- **RECORDS PROVIDED**:
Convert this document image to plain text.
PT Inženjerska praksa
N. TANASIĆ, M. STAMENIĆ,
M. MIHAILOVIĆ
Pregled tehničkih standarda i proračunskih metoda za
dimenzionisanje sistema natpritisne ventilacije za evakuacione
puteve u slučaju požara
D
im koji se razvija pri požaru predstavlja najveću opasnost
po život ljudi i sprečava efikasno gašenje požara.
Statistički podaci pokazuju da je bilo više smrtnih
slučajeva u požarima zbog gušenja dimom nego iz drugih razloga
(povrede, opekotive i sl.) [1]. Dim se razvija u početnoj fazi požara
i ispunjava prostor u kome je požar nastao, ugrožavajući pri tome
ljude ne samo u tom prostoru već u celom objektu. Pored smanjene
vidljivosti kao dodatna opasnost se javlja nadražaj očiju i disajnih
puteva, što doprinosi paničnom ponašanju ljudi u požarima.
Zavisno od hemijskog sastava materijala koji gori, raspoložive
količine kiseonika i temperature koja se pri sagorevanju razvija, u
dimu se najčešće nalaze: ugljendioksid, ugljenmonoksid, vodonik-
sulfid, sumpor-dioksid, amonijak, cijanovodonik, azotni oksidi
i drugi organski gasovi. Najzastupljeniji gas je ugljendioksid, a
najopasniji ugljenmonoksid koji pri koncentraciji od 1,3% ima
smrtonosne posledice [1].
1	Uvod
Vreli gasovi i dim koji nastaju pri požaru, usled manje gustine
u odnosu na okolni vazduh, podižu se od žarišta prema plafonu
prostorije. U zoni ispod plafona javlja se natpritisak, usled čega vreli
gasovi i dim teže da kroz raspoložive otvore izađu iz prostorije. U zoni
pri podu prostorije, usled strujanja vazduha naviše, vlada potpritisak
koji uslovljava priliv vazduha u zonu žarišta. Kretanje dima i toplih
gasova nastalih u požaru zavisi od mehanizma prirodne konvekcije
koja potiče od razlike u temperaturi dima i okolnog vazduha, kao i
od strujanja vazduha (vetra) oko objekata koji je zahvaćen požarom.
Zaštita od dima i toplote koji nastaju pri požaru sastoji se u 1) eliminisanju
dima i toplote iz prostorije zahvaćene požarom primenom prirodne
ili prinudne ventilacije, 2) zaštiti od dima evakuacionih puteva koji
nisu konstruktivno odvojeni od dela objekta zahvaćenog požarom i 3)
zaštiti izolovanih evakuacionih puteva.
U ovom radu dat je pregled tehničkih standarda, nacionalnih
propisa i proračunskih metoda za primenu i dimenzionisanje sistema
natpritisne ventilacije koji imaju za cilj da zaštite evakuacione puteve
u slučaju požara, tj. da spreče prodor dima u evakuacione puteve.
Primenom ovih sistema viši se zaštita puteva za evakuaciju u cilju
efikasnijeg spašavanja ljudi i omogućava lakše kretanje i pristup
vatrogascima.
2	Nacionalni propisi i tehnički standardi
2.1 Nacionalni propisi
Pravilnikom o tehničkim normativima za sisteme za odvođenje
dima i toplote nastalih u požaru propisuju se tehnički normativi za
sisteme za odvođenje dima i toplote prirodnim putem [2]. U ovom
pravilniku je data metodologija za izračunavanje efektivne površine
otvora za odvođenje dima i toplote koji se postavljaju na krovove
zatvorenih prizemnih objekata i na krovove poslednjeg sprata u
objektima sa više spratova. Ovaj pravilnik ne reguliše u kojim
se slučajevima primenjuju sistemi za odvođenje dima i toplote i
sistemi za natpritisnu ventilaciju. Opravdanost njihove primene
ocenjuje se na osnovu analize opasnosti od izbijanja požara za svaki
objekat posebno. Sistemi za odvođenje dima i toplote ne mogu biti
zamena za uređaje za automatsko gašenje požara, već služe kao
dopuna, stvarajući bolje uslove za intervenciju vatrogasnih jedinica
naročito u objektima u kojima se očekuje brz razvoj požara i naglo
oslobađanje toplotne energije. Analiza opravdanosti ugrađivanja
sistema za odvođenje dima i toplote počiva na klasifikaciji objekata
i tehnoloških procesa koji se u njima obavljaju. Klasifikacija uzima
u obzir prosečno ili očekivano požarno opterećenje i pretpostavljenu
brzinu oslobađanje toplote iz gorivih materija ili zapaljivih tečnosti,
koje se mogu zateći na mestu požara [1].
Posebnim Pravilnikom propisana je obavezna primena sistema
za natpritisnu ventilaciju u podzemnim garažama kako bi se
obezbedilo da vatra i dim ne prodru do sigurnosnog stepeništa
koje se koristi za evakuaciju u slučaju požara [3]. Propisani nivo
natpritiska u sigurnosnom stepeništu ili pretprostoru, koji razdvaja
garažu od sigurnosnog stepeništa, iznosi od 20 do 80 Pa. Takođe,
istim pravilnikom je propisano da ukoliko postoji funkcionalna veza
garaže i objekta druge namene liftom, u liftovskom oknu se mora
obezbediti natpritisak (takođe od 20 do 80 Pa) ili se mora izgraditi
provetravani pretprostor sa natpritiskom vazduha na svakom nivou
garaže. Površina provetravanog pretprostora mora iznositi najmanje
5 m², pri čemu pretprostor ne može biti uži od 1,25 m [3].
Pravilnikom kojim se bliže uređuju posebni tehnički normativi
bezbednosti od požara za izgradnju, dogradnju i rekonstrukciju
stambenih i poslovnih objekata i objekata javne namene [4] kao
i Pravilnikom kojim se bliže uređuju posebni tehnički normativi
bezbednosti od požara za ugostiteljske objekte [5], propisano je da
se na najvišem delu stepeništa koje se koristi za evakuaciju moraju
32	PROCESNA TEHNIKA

- **WRITTEN TASK**:
Set all of the entries down again, exactly as they were given.

- **RESPONSE**:
Convert this document image to plain text.
PT Inženjerska praksa
N. TANASIĆ, M. STAMENIĆ,
M. MIHAILOVIĆ
Pregled tehničkih standarda i proračunskih metoda za
dimenzionisanje sistema natpritisne ventilacije za evakuacione
puteve u slučaju požara
D
im koji se razvija pri požaru predstavlja najveću opasnost
po život ljudi i sprečava efikasno gašenje požara.
Statistički podaci pokazuju da je bilo više smrtnih
slučajeva u požarima zbog gušenja dimom nego iz drugih razloga
(povrede, opekotive i sl.) [1]. Dim se razvija u početnoj fazi požara
i ispunjava prostor u kome je požar nastao, ugrožavajući pri tome
ljude ne samo u tom prostoru već u celom objektu. Pored smanjene
vidljivosti kao dodatna opasnost se javlja nadražaj očiju i disajnih
puteva, što doprinosi paničnom ponašanju ljudi u požarima.
Zavisno od hemijskog sastava materijala koji gori, raspoložive
količine kiseonika i temperature koja se pri sagorevanju razvija, u
dimu se najčešće nalaze: ugljendioksid, ugljenmonoksid, vodonik-
sulfid, sumpor-dioksid, amonijak, cijanovodonik, azotni oksidi
i drugi organski gasovi. Najzastupljeniji gas je ugljendioksid, a
najopasniji ugljenmonoksid koji pri koncentraciji od 1,3% ima
smrtonosne posledice [1].
1	Uvod
Vreli gasovi i dim koji nastaju pri požaru, usled manje gustine
u odnosu na okolni vazduh, podižu se od žarišta prema plafonu
prostorije. U zoni ispod plafona javlja se natpritisak, usled čega vreli
gasovi i dim teže da kroz raspoložive otvore izađu iz prostorije. U zoni
pri podu prostorije, usled strujanja vazduha naviše, vlada potpritisak
koji uslovljava priliv vazduha u zonu žarišta. Kretanje dima i toplih
gasova nastalih u požaru zavisi od mehanizma prirodne konvekcije
koja potiče od razlike u temperaturi dima i okolnog vazduha, kao i
od strujanja vazduha (vetra) oko objekata koji je zahvaćen požarom.
Zaštita od dima i toplote koji nastaju pri požaru sastoji se u 1) eliminisanju
dima i toplote iz prostorije zahvaćene požarom primenom prirodne
ili prinudne ventilacije, 2) zaštiti od dima evakuacionih puteva koji
nisu konstruktivno odvojeni od dela objekta zahvaćenog požarom i 3)
zaštiti izolovanih evakuacionih puteva.
U ovom radu dat je pregled tehničkih standarda, nacionalnih
propisa i proračunskih metoda za primenu i dimenzionisanje sistema
natpritisne ventilacije koji imaju za cilj da zaštite evakuacione puteve
u slučaju požara, tj. da spreče prodor dima u evakuacione puteve.
Primenom ovih sistema viši se zaštita puteva za evakuaciju u cilju
efikasnijeg spašavanja ljudi i omogućava lakše kretanje i pristup
vatrogascima.
2	Nacionalni propisi i tehnički standardi
2.1 Nacionalni propisi
Pravilnikom o tehničkim normativima za sisteme za odvođenje
dima i toplote nastalih u požaru propisuju se tehnički normativi za
sisteme za odvođenje dima i toplote prirodnim putem [2]. U ovom
pravilniku je data metodologija za izračunavanje efektivne površine
otvora za odvođenje dima i toplote koji se postavljaju na krovove
zatvorenih prizemnih objekata i na krovove poslednjeg sprata u
objektima sa više spratova. Ovaj pravilnik ne reguliše u kojim
se slučajevima primenjuju sistemi za odvođenje dima i toplote i
sistemi za natpritisnu ventilaciju. Opravdanost njihove primene
ocenjuje se na osnovu analize opasnosti od izbijanja požara za svaki
objekat posebno. Sistemi za odvođenje dima i toplote ne mogu biti
zamena za uređaje za automatsko gašenje požara, već služe kao
dopuna, stvarajući bolje uslove za intervenciju vatrogasnih jedinica
naročito u objektima u kojima se očekuje brz razvoj požara i naglo
oslobađanje toplotne energije. Analiza opravdanosti ugrađivanja
sistema za odvođenje dima i toplote počiva na klasifikaciji objekata
i tehnoloških procesa koji se u njima obavljaju. Klasifikacija uzima
u obzir prosečno ili očekivano požarno opterećenje i pretpostavljenu
brzinu oslobađanje toplote iz gorivih materija ili zapaljivih tečnosti,
koje se mogu zateći na mestu požara [1].
Posebnim Pravilnikom propisana je obavezna primena sistema
za natpritisnu ventilaciju u podzemnim garažama kako bi se
obezbedilo da vatra i dim ne prodru do sigurnosnog stepeništa
koje se koristi za evakuaciju u slučaju požara [3]. Propisani nivo
natpritiska u sigurnosnom stepeništu ili pretprostoru, koji razdvaja
garažu od sigurnosnog stepeništa, iznosi od 20 do 80 Pa. Takođe,
istim pravilnikom je propisano da ukoliko postoji funkcionalna veza
garaže i objekta druge namene liftom, u liftovskom oknu se mora
obezbediti natpritisak (takođe od 20 do 80 Pa) ili se mora izgraditi
provetravani pretprostor sa natpritiskom vazduha na svakom nivou
garaže. Površina provetravanog pretprostora mora iznositi najmanje
5 m², pri čemu pretprostor ne može biti uži od 1,25 m [3].
Pravilnikom kojim se bliže uređuju posebni tehnički normativi
bezbednosti od požara za izgradnju, dogradnju i rekonstrukciju
stambenih i poslovnih objekata i objekata javne namene [4] kao
i Pravilnikom kojim se bliže uređuju posebni tehnički normativi
bezbednosti od požara za ugostiteljske objekte [5], propisano je da
se na najvišem delu stepeništa koje se koristi za evakuaciju moraju
32	PROCESNA TEHNIKA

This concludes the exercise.